- ФРАГМЕНТ СТРАНИЦЫ
********************

Мораль – это про универсальный взгляд, где все люди одинаковы и ситуации просты. Это про десять заповедей, про таблицу умножения. Разве возможен спор вокруг того, что дважды два – не убий? И далее по списку.
Это все легко и понятно на уровне абстрактных суждений. Но стоит перейти к конкретному вопросу – и начинают сыпаться исключения. Во имя высшей справедливости, во имя Родины, логики исторического процесса, всеобщего счастья, спасения ближнего – и так далее до бесконечности, ведь всегда можно сделать одних ближних более близкими, чем другие.
И это о вроде бы простой заповеди «не убий», мы даже не дошли до «не укради» и «не возжелай». С этим вообще беда.
В этом смысле главное для записных моралистов – в своих суждениях избегать контекста. Поскольку любой контекст запускает логику оправдания – через понимание, а понимание уже ведет по прямой дороге к прощению, благо мировая литература справилась даже с оправданием Люцифера.

********************

- ИСХОДНЫЕ ДАННЫЕ
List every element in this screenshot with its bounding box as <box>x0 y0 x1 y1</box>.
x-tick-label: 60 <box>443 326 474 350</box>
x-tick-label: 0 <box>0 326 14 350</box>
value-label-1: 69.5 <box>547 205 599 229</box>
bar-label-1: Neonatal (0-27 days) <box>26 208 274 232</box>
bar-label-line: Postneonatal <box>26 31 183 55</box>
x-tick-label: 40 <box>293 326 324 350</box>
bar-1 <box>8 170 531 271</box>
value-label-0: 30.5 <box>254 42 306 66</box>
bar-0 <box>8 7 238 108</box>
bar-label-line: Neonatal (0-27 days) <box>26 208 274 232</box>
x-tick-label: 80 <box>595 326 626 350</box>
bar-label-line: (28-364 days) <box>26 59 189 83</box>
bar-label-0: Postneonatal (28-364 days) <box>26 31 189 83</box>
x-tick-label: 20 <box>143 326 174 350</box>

********************

- СПИСОК ЗАДАНИЙ
- 1) Переведите на английский язык предложение из фрагмента о морали: «Это все легко и понятно на уровне абстрактных суждений».
- 2) Перепишите часть фрагмента о морали, начиная со слов «Это все легко» и заканчивая словами «близкими, чем другие.». Замените в ней «справедливости» на «истины».
- 3) Допишите продолжение фрагмента о морали, начав сразу после его последнего предложения.
Данные в этой работе не используются.

- ОТВЕТЫ ПО НОМЕРАМ
- 1) All of this is easy and clear at the level of abstract judgments.

- 2)
Это все легко и понятно на уровне абстрактных суждений. Но стоит перейти к конкретному вопросу – и начинают сыпаться исключения. Во имя высшей истины, во имя Родины, логики исторического процесса, всеобщего счастья, спасения ближнего – и так далее до бесконечности, ведь всегда можно сделать одних ближних более близкими, чем другие.

- 3)
Здесь видна проблема конкретизации, поскольку всякая ситуация – частная, и стоит только вникнуть в подробности, всегда находятся извиняющие обстоятельства.
Искусство интеллигенции – официального дистрибьютора морали на данной территории – заключается в знании, в какие обстоятельства надо вникать, а какие не имеют значения. «Своих» мы «отмазываем», указывая на контекст и принимая во внимание пластичность бытия, а врагам предъявляем по полной. Наша непреклонность объясняется нашей же изрядной гибкостью, которую мы проявили чуть ранее.Себя, кстати сказать, мы из этого перечня не исключаем, с любопытством наблюдая за бессознательными изгибами собственного позвоночника.
Впрочем, именно любопытство дает нам надежду. Ведь оно связано с незаинтересованностью, взглядом на себя с точки зрения внешнего наблюдателя, превращением себя в объект созерцания – и тем самым выведением в область эстетики. А эстетика – то, что держит этику в границах нравственного.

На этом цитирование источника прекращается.